Exercise aim:
Copy out all the data, word for word.

[Begin]

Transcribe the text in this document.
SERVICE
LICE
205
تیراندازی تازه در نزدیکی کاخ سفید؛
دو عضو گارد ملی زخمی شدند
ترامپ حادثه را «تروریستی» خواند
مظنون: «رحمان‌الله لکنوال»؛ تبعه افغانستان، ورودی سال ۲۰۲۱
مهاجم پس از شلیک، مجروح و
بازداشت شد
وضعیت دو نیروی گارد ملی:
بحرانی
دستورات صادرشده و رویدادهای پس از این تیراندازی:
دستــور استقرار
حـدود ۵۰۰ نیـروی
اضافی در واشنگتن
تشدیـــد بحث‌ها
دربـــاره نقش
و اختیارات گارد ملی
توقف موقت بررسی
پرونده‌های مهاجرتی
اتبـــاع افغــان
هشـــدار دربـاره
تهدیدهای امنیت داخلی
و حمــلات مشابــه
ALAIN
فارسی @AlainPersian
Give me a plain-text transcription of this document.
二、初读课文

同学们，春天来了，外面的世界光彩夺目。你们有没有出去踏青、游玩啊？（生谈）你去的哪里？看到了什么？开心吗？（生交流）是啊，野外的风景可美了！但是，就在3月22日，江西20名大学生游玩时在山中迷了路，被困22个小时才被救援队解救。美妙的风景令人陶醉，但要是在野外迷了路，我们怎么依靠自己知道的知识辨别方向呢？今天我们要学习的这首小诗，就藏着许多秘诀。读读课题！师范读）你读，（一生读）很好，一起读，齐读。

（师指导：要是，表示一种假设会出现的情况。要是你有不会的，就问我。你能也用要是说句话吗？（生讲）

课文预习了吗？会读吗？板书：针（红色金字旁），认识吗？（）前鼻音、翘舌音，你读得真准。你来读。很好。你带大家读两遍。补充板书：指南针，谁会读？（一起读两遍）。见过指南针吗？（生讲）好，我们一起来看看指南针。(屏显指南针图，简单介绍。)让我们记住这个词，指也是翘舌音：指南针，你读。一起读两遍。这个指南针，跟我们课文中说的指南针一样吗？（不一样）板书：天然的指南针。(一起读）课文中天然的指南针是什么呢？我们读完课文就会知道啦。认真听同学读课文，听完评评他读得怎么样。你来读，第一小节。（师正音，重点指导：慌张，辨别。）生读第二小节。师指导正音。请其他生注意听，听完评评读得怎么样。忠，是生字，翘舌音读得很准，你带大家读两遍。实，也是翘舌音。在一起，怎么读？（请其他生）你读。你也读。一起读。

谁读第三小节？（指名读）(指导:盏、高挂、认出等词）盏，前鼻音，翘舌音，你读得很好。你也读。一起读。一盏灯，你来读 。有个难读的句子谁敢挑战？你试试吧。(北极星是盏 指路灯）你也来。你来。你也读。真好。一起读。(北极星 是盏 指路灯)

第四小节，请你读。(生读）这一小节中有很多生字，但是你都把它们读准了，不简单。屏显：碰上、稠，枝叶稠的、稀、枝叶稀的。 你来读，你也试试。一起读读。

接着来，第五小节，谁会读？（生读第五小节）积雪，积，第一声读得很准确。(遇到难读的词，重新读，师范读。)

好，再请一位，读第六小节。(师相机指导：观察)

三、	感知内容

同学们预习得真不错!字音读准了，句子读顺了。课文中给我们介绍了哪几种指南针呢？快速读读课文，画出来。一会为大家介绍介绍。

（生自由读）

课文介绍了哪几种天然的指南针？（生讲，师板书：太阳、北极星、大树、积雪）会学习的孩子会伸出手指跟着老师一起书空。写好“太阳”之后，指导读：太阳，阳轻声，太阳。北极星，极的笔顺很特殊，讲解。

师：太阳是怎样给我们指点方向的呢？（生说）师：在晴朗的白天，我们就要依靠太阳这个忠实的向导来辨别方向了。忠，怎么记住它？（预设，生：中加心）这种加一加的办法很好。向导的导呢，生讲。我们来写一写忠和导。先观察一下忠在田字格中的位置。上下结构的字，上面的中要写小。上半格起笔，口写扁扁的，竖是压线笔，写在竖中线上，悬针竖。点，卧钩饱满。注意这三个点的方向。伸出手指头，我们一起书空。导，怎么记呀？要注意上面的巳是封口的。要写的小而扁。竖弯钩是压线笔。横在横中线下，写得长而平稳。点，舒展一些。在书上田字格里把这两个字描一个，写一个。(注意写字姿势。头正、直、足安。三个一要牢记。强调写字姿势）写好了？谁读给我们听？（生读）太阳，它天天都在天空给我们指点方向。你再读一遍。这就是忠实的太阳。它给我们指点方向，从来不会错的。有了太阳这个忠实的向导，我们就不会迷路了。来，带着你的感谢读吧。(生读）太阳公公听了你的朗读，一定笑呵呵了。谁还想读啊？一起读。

[End]

Correct answer:
Transcribe the text in this document.
SERVICE
LICE
205
تیراندازی تازه در نزدیکی کاخ سفید؛
دو عضو گارد ملی زخمی شدند
ترامپ حادثه را «تروریستی» خواند
مظنون: «رحمان‌الله لکنوال»؛ تبعه افغانستان، ورودی سال ۲۰۲۱
مهاجم پس از شلیک، مجروح و
بازداشت شد
وضعیت دو نیروی گارد ملی:
بحرانی
دستورات صادرشده و رویدادهای پس از این تیراندازی:
دستــور استقرار
حـدود ۵۰۰ نیـروی
اضافی در واشنگتن
تشدیـــد بحث‌ها
دربـــاره نقش
و اختیارات گارد ملی
توقف موقت بررسی
پرونده‌های مهاجرتی
اتبـــاع افغــان
هشـــدار دربـاره
تهدیدهای امنیت داخلی
و حمــلات مشابــه
ALAIN
فارسی @AlainPersian
Give me a plain-text transcription of this document.
二、初读课文

同学们，春天来了，外面的世界光彩夺目。你们有没有出去踏青、游玩啊？（生谈）你去的哪里？看到了什么？开心吗？（生交流）是啊，野外的风景可美了！但是，就在3月22日，江西20名大学生游玩时在山中迷了路，被困22个小时才被救援队解救。美妙的风景令人陶醉，但要是在野外迷了路，我们怎么依靠自己知道的知识辨别方向呢？今天我们要学习的这首小诗，就藏着许多秘诀。读读课题！师范读）你读，（一生读）很好，一起读，齐读。

（师指导：要是，表示一种假设会出现的情况。要是你有不会的，就问我。你能也用要是说句话吗？（生讲）

课文预习了吗？会读吗？板书：针（红色金字旁），认识吗？（）前鼻音、翘舌音，你读得真准。你来读。很好。你带大家读两遍。补充板书：指南针，谁会读？（一起读两遍）。见过指南针吗？（生讲）好，我们一起来看看指南针。(屏显指南针图，简单介绍。)让我们记住这个词，指也是翘舌音：指南针，你读。一起读两遍。这个指南针，跟我们课文中说的指南针一样吗？（不一样）板书：天然的指南针。(一起读）课文中天然的指南针是什么呢？我们读完课文就会知道啦。认真听同学读课文，听完评评他读得怎么样。你来读，第一小节。（师正音，重点指导：慌张，辨别。）生读第二小节。师指导正音。请其他生注意听，听完评评读得怎么样。忠，是生字，翘舌音读得很准，你带大家读两遍。实，也是翘舌音。在一起，怎么读？（请其他生）你读。你也读。一起读。

谁读第三小节？（指名读）(指导:盏、高挂、认出等词）盏，前鼻音，翘舌音，你读得很好。你也读。一起读。一盏灯，你来读 。有个难读的句子谁敢挑战？你试试吧。(北极星是盏 指路灯）你也来。你来。你也读。真好。一起读。(北极星 是盏 指路灯)

第四小节，请你读。(生读）这一小节中有很多生字，但是你都把它们读准了，不简单。屏显：碰上、稠，枝叶稠的、稀、枝叶稀的。 你来读，你也试试。一起读读。

接着来，第五小节，谁会读？（生读第五小节）积雪，积，第一声读得很准确。(遇到难读的词，重新读，师范读。)

好，再请一位，读第六小节。(师相机指导：观察)

三、	感知内容

同学们预习得真不错!字音读准了，句子读顺了。课文中给我们介绍了哪几种指南针呢？快速读读课文，画出来。一会为大家介绍介绍。

（生自由读）

课文介绍了哪几种天然的指南针？（生讲，师板书：太阳、北极星、大树、积雪）会学习的孩子会伸出手指跟着老师一起书空。写好“太阳”之后，指导读：太阳，阳轻声，太阳。北极星，极的笔顺很特殊，讲解。

师：太阳是怎样给我们指点方向的呢？（生说）师：在晴朗的白天，我们就要依靠太阳这个忠实的向导来辨别方向了。忠，怎么记住它？（预设，生：中加心）这种加一加的办法很好。向导的导呢，生讲。我们来写一写忠和导。先观察一下忠在田字格中的位置。上下结构的字，上面的中要写小。上半格起笔，口写扁扁的，竖是压线笔，写在竖中线上，悬针竖。点，卧钩饱满。注意这三个点的方向。伸出手指头，我们一起书空。导，怎么记呀？要注意上面的巳是封口的。要写的小而扁。竖弯钩是压线笔。横在横中线下，写得长而平稳。点，舒展一些。在书上田字格里把这两个字描一个，写一个。(注意写字姿势。头正、直、足安。三个一要牢记。强调写字姿势）写好了？谁读给我们听？（生读）太阳，它天天都在天空给我们指点方向。你再读一遍。这就是忠实的太阳。它给我们指点方向，从来不会错的。有了太阳这个忠实的向导，我们就不会迷路了。来，带着你的感谢读吧。(生读）太阳公公听了你的朗读，一定笑呵呵了。谁还想读啊？一起读。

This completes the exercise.